### Material:
------
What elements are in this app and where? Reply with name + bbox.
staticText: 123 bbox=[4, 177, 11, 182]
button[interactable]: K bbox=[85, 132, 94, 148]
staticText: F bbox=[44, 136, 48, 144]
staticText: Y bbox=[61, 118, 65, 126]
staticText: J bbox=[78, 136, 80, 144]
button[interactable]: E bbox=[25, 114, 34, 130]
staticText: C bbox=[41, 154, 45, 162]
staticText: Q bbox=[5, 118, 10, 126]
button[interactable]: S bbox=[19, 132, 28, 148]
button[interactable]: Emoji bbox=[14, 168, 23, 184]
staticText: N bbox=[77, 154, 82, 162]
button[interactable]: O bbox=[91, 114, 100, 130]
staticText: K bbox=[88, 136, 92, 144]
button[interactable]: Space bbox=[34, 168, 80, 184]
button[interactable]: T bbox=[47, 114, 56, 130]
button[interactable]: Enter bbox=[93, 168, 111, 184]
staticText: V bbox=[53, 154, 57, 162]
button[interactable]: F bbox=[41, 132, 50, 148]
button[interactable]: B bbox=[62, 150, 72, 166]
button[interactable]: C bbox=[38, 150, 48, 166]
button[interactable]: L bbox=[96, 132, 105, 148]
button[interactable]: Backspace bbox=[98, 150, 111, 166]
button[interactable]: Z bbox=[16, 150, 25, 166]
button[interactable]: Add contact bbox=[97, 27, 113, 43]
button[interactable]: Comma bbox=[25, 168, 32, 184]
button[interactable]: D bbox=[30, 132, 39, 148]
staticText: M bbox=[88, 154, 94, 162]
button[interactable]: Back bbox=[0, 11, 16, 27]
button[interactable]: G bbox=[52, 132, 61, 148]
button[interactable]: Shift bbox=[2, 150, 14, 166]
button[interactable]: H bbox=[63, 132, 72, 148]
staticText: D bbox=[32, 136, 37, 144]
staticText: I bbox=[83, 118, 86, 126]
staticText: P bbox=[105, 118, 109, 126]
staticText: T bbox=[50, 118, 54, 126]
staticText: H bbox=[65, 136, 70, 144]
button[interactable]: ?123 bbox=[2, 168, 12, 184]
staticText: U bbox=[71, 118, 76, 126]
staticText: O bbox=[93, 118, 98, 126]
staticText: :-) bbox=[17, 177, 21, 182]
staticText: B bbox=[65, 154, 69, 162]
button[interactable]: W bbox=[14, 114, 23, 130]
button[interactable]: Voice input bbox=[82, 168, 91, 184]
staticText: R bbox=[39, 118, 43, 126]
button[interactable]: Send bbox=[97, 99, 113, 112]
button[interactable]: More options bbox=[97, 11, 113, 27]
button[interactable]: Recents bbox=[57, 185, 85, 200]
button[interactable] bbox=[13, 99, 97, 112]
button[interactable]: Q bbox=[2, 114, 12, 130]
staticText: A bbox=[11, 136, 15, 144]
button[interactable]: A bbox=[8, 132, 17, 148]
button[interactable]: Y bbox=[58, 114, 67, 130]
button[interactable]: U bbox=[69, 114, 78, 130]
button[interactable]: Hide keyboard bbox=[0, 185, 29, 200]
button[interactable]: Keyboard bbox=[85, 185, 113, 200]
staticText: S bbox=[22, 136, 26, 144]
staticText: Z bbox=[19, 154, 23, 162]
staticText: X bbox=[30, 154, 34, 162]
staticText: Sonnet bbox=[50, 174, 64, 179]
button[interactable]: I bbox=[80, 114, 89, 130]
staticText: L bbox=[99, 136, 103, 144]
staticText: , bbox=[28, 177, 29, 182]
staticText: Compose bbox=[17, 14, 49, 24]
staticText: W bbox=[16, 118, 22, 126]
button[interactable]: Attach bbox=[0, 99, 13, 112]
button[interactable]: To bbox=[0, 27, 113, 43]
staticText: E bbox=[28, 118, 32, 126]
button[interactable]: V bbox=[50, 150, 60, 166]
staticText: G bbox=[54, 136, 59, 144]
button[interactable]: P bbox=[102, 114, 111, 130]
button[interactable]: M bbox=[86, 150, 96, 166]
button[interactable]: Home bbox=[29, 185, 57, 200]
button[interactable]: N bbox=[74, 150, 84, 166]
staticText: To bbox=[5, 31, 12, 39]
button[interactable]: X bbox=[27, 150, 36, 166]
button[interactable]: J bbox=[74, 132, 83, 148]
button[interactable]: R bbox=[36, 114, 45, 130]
------
### Problem:
Can you put every line of the items above into a single numbered list, with no blank lines between them?

### Reply to the task:
1. What elements are in this app and where? Reply with name + bbox.
2. staticText: 123 bbox=[4, 177, 11, 182]
3. button[interactable]: K bbox=[85, 132, 94, 148]
4. staticText: F bbox=[44, 136, 48, 144]
5. staticText: Y bbox=[61, 118, 65, 126]
6. staticText: J bbox=[78, 136, 80, 144]
7. button[interactable]: E bbox=[25, 114, 34, 130]
8. staticText: C bbox=[41, 154, 45, 162]
9. staticText: Q bbox=[5, 118, 10, 126]
10. button[interactable]: S bbox=[19, 132, 28, 148]
11. button[interactable]: Emoji bbox=[14, 168, 23, 184]
12. staticText: N bbox=[77, 154, 82, 162]
13. button[interactable]: O bbox=[91, 114, 100, 130]
14. staticText: K bbox=[88, 136, 92, 144]
15. button[interactable]: Space bbox=[34, 168, 80, 184]
16. button[interactable]: T bbox=[47, 114, 56, 130]
17. button[interactable]: Enter bbox=[93, 168, 111, 184]
18. staticText: V bbox=[53, 154, 57, 162]
19. button[interactable]: F bbox=[41, 132, 50, 148]
20. button[interactable]: B bbox=[62, 150, 72, 166]
21. button[interactable]: C bbox=[38, 150, 48, 166]
22. button[interactable]: L bbox=[96, 132, 105, 148]
23. button[interactable]: Backspace bbox=[98, 150, 111, 166]
24. button[interactable]: Z bbox=[16, 150, 25, 166]
25. button[interactable]: Add contact bbox=[97, 27, 113, 43]
26. button[interactable]: Comma bbox=[25, 168, 32, 184]
27. button[interactable]: D bbox=[30, 132, 39, 148]
28. staticText: M bbox=[88, 154, 94, 162]
29. button[interactable]: Back bbox=[0, 11, 16, 27]
30. button[interactable]: G bbox=[52, 132, 61, 148]
31. button[interactable]: Shift bbox=[2, 150, 14, 166]
32. button[interactable]: H bbox=[63, 132, 72, 148]
33. staticText: D bbox=[32, 136, 37, 144]
34. staticText: I bbox=[83, 118, 86, 126]
35. staticText: P bbox=[105, 118, 109, 126]
36. staticText: T bbox=[50, 118, 54, 126]
37. staticText: H bbox=[65, 136, 70, 144]
38. button[interactable]: ?123 bbox=[2, 168, 12, 184]
39. staticText: U bbox=[71, 118, 76, 126]
40. staticText: O bbox=[93, 118, 98, 126]
41. staticText: :-) bbox=[17, 177, 21, 182]
42. staticText: B bbox=[65, 154, 69, 162]
43. button[interactable]: W bbox=[14, 114, 23, 130]
44. button[interactable]: Voice input bbox=[82, 168, 91, 184]
45. staticText: R bbox=[39, 118, 43, 126]
46. button[interactable]: Send bbox=[97, 99, 113, 112]
47. button[interactable]: More options bbox=[97, 11, 113, 27]
48. button[interactable]: Recents bbox=[57, 185, 85, 200]
49. button[interactable] bbox=[13, 99, 97, 112]
50. button[interactable]: Q bbox=[2, 114, 12, 130]
51. staticText: A bbox=[11, 136, 15, 144]
52. button[interactable]: A bbox=[8, 132, 17, 148]
53. button[interactable]: Y bbox=[58, 114, 67, 130]
54. button[interactable]: U bbox=[69, 114, 78, 130]
55. button[interactable]: Hide keyboard bbox=[0, 185, 29, 200]
56. button[interactable]: Keyboard bbox=[85, 185, 113, 200]
57. staticText: S bbox=[22, 136, 26, 144]
58. staticText: Z bbox=[19, 154, 23, 162]
59. staticText: X bbox=[30, 154, 34, 162]
60. staticText: Sonnet bbox=[50, 174, 64, 179]
61. button[interactable]: I bbox=[80, 114, 89, 130]
62. staticText: L bbox=[99, 136, 103, 144]
63. staticText: , bbox=[28, 177, 29, 182]
64. staticText: Compose bbox=[17, 14, 49, 24]
65. staticText: W bbox=[16, 118, 22, 126]
66. button[interactable]: Attach bbox=[0, 99, 13, 112]
67. button[interactable]: To bbox=[0, 27, 113, 43]
68. staticText: E bbox=[28, 118, 32, 126]
69. button[interactable]: V bbox=[50, 150, 60, 166]
70. staticText: G bbox=[54, 136, 59, 144]
71. button[interactable]: P bbox=[102, 114, 111, 130]
72. button[interactable]: M bbox=[86, 150, 96, 166]
73. button[interactable]: Home bbox=[29, 185, 57, 200]
74. button[interactable]: N bbox=[74, 150, 84, 166]
75. staticText: To bbox=[5, 31, 12, 39]
76. button[interactable]: X bbox=[27, 150, 36, 166]
77. button[interactable]: J bbox=[74, 132, 83, 148]
78. button[interactable]: R bbox=[36, 114, 45, 130]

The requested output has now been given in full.